Extracted data entries
╭──

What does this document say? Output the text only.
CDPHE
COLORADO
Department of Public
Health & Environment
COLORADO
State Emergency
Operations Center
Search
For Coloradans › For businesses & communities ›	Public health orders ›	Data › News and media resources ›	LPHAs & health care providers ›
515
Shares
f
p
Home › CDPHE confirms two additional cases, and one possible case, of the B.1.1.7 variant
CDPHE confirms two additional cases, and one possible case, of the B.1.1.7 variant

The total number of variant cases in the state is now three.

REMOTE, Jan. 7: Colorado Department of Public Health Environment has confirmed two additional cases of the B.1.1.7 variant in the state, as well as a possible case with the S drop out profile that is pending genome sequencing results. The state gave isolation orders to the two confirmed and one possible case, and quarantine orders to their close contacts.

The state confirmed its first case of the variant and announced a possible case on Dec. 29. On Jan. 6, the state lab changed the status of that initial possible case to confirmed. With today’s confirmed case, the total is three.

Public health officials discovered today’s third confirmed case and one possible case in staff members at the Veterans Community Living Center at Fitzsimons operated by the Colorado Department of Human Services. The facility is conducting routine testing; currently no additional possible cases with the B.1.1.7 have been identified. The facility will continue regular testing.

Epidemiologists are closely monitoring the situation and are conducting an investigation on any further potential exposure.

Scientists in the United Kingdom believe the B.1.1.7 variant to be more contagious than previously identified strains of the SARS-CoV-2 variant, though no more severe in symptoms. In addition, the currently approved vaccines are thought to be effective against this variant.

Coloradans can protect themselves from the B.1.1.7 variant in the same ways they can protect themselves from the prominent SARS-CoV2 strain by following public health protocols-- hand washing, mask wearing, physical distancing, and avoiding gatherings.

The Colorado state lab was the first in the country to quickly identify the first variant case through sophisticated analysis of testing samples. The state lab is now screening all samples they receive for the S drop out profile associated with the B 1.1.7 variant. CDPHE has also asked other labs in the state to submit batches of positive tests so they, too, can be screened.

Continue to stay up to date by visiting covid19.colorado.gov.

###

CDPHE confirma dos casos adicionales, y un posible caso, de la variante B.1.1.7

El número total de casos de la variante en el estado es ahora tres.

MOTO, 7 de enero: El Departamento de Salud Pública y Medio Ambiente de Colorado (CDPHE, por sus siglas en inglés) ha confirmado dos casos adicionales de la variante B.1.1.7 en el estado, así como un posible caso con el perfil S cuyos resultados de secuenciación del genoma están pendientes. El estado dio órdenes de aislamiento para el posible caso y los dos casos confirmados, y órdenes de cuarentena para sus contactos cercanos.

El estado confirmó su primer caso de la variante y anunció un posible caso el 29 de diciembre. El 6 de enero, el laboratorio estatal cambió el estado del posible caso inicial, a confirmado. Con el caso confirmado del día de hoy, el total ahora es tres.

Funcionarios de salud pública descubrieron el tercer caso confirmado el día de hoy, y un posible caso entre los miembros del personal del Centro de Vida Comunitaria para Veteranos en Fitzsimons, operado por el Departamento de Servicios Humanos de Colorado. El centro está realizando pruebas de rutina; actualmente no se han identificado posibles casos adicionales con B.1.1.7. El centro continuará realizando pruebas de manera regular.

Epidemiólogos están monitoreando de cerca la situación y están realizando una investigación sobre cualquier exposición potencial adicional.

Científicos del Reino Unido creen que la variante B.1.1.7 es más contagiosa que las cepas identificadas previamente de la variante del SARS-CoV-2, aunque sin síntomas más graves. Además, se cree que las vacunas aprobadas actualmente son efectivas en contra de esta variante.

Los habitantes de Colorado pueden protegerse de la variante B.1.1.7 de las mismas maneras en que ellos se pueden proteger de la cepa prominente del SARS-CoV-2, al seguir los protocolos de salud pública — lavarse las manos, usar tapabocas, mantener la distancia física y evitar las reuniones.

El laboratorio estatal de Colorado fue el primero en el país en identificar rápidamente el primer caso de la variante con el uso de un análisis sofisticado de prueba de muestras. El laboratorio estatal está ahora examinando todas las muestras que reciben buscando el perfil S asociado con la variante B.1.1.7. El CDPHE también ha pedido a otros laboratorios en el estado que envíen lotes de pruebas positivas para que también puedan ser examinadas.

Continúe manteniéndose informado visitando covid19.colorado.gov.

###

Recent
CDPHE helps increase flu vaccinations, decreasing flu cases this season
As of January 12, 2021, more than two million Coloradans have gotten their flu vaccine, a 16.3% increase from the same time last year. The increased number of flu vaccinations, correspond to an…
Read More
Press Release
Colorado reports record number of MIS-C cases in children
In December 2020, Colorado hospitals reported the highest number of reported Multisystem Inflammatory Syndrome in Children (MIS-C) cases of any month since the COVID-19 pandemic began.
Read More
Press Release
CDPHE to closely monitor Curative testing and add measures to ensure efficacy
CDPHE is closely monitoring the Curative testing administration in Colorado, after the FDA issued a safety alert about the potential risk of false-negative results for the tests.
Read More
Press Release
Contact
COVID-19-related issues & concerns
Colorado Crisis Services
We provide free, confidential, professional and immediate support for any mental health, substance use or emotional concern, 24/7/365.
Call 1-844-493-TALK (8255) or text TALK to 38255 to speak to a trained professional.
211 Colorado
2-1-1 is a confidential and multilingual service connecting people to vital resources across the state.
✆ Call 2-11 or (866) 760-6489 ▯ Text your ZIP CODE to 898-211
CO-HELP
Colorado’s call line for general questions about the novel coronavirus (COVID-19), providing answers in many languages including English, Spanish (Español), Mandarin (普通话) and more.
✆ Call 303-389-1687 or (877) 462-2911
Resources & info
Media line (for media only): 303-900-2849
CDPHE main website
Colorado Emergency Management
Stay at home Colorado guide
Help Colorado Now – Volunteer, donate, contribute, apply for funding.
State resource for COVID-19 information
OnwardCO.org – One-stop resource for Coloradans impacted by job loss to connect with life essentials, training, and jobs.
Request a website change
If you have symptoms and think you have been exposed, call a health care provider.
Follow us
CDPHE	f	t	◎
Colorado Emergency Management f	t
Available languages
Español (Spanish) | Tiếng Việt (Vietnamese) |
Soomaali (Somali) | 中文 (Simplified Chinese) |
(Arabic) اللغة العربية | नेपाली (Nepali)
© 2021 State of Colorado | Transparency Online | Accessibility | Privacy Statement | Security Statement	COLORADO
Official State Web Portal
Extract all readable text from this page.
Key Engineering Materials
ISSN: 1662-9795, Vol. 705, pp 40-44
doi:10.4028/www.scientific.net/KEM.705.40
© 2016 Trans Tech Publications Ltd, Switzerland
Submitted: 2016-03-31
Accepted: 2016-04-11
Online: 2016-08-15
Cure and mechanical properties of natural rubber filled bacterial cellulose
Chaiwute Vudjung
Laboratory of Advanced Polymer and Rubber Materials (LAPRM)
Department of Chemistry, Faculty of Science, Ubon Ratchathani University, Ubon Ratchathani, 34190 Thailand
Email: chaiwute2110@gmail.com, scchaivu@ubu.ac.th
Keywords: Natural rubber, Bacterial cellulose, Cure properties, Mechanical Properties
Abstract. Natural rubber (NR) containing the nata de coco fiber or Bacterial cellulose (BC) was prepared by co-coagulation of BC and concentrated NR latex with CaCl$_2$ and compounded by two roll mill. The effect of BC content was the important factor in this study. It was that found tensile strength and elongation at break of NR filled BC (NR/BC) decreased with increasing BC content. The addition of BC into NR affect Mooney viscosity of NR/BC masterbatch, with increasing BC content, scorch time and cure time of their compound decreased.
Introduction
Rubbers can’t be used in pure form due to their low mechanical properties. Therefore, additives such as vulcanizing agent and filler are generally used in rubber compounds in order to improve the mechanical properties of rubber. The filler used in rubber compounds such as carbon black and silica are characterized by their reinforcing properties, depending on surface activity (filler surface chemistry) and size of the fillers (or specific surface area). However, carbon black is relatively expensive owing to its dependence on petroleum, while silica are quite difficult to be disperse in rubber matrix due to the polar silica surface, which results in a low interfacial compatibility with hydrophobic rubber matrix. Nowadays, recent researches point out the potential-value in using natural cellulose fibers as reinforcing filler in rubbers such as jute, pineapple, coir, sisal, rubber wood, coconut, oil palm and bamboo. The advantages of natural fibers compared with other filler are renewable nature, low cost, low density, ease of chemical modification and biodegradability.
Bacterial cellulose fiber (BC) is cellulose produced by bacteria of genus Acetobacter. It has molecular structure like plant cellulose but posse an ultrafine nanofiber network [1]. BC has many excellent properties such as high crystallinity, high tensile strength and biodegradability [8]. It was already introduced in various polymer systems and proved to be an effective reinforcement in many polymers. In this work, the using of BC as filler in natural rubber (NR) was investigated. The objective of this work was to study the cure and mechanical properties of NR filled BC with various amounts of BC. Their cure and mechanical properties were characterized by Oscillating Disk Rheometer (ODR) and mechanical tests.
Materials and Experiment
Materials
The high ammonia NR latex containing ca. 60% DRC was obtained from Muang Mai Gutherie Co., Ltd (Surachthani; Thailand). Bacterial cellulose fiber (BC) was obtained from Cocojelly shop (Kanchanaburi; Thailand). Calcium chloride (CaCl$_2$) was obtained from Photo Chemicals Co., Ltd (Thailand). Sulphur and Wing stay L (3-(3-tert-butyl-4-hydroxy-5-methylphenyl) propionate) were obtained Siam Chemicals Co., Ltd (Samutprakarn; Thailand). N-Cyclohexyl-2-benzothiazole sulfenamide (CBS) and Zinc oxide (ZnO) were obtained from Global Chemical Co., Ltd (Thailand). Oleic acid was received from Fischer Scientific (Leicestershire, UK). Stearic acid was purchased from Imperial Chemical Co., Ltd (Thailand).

╰──

Among the records, find every line holding the word "increase" and copy it.

Solution to the exercise
CDPHE helps increase flu vaccinations, decreasing flu cases this season
As of January 12, 2021, more than two million Coloradans have gotten their flu vaccine, a 16.3% increase from the same time last year. The increased number of flu vaccinations, correspond to an…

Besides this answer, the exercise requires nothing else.